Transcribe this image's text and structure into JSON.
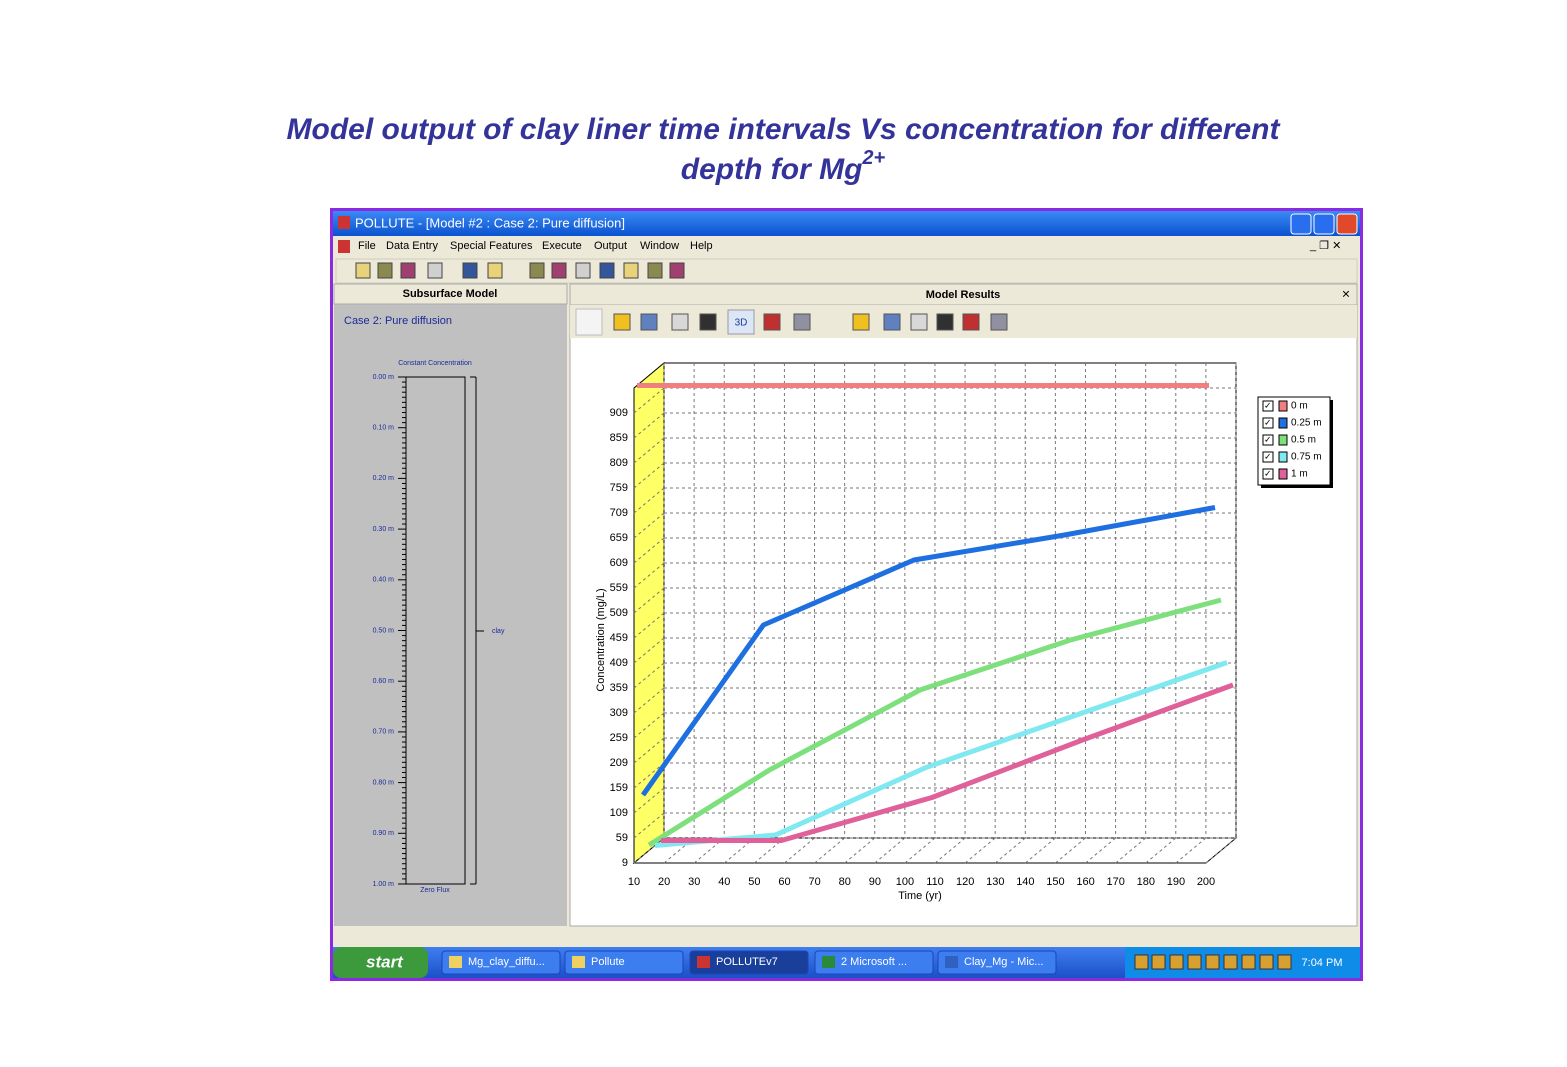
{
  "page": {
    "title_line1": "Model output of clay liner time intervals Vs concentration for different",
    "title_line2": "depth for Mg",
    "title_superscript": "2+"
  },
  "window": {
    "title": "POLLUTE - [Model #2  :  Case 2: Pure diffusion]",
    "menu": [
      "File",
      "Data Entry",
      "Special Features",
      "Execute",
      "Output",
      "Window",
      "Help"
    ]
  },
  "subsurface": {
    "header": "Subsurface Model",
    "case": "Case 2: Pure diffusion",
    "top_label": "Constant Concentration",
    "bottom_label": "Zero Flux",
    "layer": "clay",
    "depths": [
      "0.00 m",
      "0.10 m",
      "0.20 m",
      "0.30 m",
      "0.40 m",
      "0.50 m",
      "0.60 m",
      "0.70 m",
      "0.80 m",
      "0.90 m",
      "1.00 m"
    ]
  },
  "results": {
    "header": "Model Results",
    "toolbar_3d": "3D"
  },
  "chart_data": {
    "type": "line",
    "title": "Case 2: Pure diffusion",
    "x_label": "Time (yr)",
    "y_label": "Concentration (mg/L)",
    "x": [
      10,
      50,
      100,
      150,
      200
    ],
    "series": [
      {
        "name": "0 m",
        "color": "#f08080",
        "values": [
          959,
          959,
          959,
          959,
          959
        ]
      },
      {
        "name": "0.25 m",
        "color": "#1e6fe0",
        "values": [
          130,
          470,
          600,
          650,
          705
        ]
      },
      {
        "name": "0.5 m",
        "color": "#7de07d",
        "values": [
          20,
          170,
          330,
          430,
          510
        ]
      },
      {
        "name": "0.75 m",
        "color": "#7fe8f0",
        "values": [
          9,
          30,
          165,
          270,
          375
        ]
      },
      {
        "name": "1 m",
        "color": "#e0609a",
        "values": [
          9,
          9,
          95,
          210,
          320
        ]
      }
    ],
    "xlim": [
      10,
      200
    ],
    "ylim": [
      9,
      959
    ],
    "xticks": [
      10,
      20,
      30,
      40,
      50,
      60,
      70,
      80,
      90,
      100,
      110,
      120,
      130,
      140,
      150,
      160,
      170,
      180,
      190,
      200
    ],
    "yticks": [
      9,
      59,
      109,
      159,
      209,
      259,
      309,
      359,
      409,
      459,
      509,
      559,
      609,
      659,
      709,
      759,
      809,
      859,
      909
    ],
    "grid": true,
    "legend": "right"
  },
  "taskbar": {
    "start": "start",
    "items": [
      "Mg_clay_diffu...",
      "Pollute",
      "POLLUTEv7",
      "2 Microsoft ...",
      "Clay_Mg - Mic..."
    ],
    "clock": "7:04 PM"
  }
}
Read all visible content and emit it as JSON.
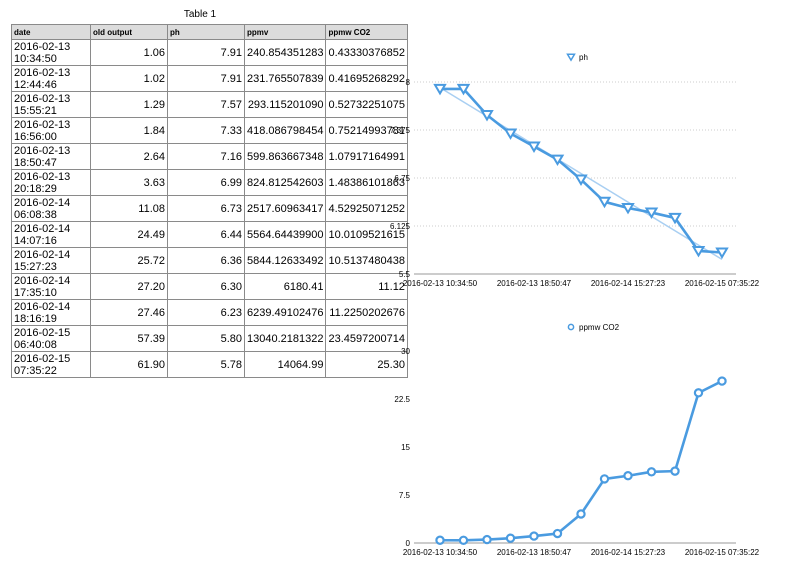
{
  "table": {
    "title": "Table 1",
    "headers": [
      "date",
      "old output",
      "ph",
      "ppmv",
      "ppmw CO2"
    ],
    "rows": [
      [
        "2016-02-13 10:34:50",
        "1.06",
        "7.91",
        "240.854351283",
        "0.43330376852"
      ],
      [
        "2016-02-13 12:44:46",
        "1.02",
        "7.91",
        "231.765507839",
        "0.41695268292"
      ],
      [
        "2016-02-13 15:55:21",
        "1.29",
        "7.57",
        "293.115201090",
        "0.52732251075"
      ],
      [
        "2016-02-13 16:56:00",
        "1.84",
        "7.33",
        "418.086798454",
        "0.75214993781"
      ],
      [
        "2016-02-13 18:50:47",
        "2.64",
        "7.16",
        "599.863667348",
        "1.07917164991"
      ],
      [
        "2016-02-13 20:18:29",
        "3.63",
        "6.99",
        "824.812542603",
        "1.48386101863"
      ],
      [
        "2016-02-14 06:08:38",
        "11.08",
        "6.73",
        "2517.60963417",
        "4.52925071252"
      ],
      [
        "2016-02-14 14:07:16",
        "24.49",
        "6.44",
        "5564.64439900",
        "10.0109521615"
      ],
      [
        "2016-02-14 15:27:23",
        "25.72",
        "6.36",
        "5844.12633492",
        "10.5137480438"
      ],
      [
        "2016-02-14 17:35:10",
        "27.20",
        "6.30",
        "6180.41",
        "11.12"
      ],
      [
        "2016-02-14 18:16:19",
        "27.46",
        "6.23",
        "6239.49102476",
        "11.2250202676"
      ],
      [
        "2016-02-15 06:40:08",
        "57.39",
        "5.80",
        "13040.2181322",
        "23.4597200714"
      ],
      [
        "2016-02-15 07:35:22",
        "61.90",
        "5.78",
        "14064.99",
        "25.30"
      ]
    ]
  },
  "chart_data": [
    {
      "type": "line",
      "legend": "ph",
      "legend_position": "top",
      "color": "#4a9be0",
      "marker": "triangle-down",
      "trendline": true,
      "grid": "dotted horizontal",
      "categories": [
        "2016-02-13 10:34:50",
        "2016-02-13 12:44:46",
        "2016-02-13 15:55:21",
        "2016-02-13 16:56:00",
        "2016-02-13 18:50:47",
        "2016-02-13 20:18:29",
        "2016-02-14 06:08:38",
        "2016-02-14 14:07:16",
        "2016-02-14 15:27:23",
        "2016-02-14 17:35:10",
        "2016-02-14 18:16:19",
        "2016-02-15 06:40:08",
        "2016-02-15 07:35:22"
      ],
      "values": [
        7.91,
        7.91,
        7.57,
        7.33,
        7.16,
        6.99,
        6.73,
        6.44,
        6.36,
        6.3,
        6.23,
        5.8,
        5.78
      ],
      "ylim": [
        5.5,
        8
      ],
      "yticks": [
        "5.5",
        "6.125",
        "6.75",
        "7.375",
        "8"
      ],
      "xtick_labels": [
        "2016-02-13 10:34:50",
        "2016-02-13 18:50:47",
        "2016-02-14 15:27:23",
        "2016-02-15 07:35:22"
      ]
    },
    {
      "type": "line",
      "legend": "ppmw CO2",
      "legend_position": "top",
      "color": "#4a9be0",
      "marker": "circle",
      "grid": "none",
      "categories": [
        "2016-02-13 10:34:50",
        "2016-02-13 12:44:46",
        "2016-02-13 15:55:21",
        "2016-02-13 16:56:00",
        "2016-02-13 18:50:47",
        "2016-02-13 20:18:29",
        "2016-02-14 06:08:38",
        "2016-02-14 14:07:16",
        "2016-02-14 15:27:23",
        "2016-02-14 17:35:10",
        "2016-02-14 18:16:19",
        "2016-02-15 06:40:08",
        "2016-02-15 07:35:22"
      ],
      "values": [
        0.43,
        0.42,
        0.53,
        0.75,
        1.08,
        1.48,
        4.53,
        10.01,
        10.51,
        11.12,
        11.23,
        23.46,
        25.3
      ],
      "ylim": [
        0,
        30
      ],
      "yticks": [
        "0",
        "7.5",
        "15",
        "22.5",
        "30"
      ],
      "xtick_labels": [
        "2016-02-13 10:34:50",
        "2016-02-13 18:50:47",
        "2016-02-14 15:27:23",
        "2016-02-15 07:35:22"
      ]
    }
  ]
}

══════════

[PROBLEM REQUIREMENTS]
Copy in full each line that holds the word "JSON".

[RESULT FOR THIS TASK]
Transcribe this image's text and structure into JSON.
Read all visible content and emit it as JSON.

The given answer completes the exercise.